(Dataset entries)
## Start
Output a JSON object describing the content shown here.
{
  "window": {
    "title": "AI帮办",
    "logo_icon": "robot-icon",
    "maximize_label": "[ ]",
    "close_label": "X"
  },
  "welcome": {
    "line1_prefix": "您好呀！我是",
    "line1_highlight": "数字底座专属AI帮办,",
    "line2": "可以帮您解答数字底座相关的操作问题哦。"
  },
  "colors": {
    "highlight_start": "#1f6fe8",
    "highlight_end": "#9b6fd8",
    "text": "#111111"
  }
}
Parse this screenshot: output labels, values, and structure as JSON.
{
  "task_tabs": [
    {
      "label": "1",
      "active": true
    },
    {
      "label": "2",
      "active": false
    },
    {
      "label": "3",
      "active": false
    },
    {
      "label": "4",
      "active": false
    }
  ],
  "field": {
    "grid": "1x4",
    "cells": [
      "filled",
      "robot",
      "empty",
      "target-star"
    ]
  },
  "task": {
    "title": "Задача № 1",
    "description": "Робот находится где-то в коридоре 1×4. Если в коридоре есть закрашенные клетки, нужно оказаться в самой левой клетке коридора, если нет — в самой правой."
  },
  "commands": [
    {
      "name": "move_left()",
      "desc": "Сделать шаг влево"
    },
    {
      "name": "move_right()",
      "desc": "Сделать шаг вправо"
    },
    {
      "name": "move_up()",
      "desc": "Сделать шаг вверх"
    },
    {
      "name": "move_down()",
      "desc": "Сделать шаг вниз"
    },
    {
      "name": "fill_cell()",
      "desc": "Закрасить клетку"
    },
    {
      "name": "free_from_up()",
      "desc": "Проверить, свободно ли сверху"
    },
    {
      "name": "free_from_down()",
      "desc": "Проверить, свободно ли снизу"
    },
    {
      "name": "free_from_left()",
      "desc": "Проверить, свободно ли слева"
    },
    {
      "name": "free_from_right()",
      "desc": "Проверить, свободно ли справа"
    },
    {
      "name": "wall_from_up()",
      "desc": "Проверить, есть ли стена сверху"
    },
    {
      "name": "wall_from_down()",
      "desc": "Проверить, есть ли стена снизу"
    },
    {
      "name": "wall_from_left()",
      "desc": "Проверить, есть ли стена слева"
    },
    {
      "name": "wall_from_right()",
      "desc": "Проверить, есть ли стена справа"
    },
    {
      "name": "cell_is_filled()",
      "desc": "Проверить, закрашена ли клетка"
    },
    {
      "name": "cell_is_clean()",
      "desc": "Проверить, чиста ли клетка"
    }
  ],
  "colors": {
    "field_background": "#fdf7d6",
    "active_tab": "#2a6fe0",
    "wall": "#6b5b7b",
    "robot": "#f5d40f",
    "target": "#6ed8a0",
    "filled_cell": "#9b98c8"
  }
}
## End
# EXERCISE INSTRUCTIONS:
Figure out how many lines of the data above include "robot", then give the number and nothing more.

# OUTPUT OF THE EXERCISE:
3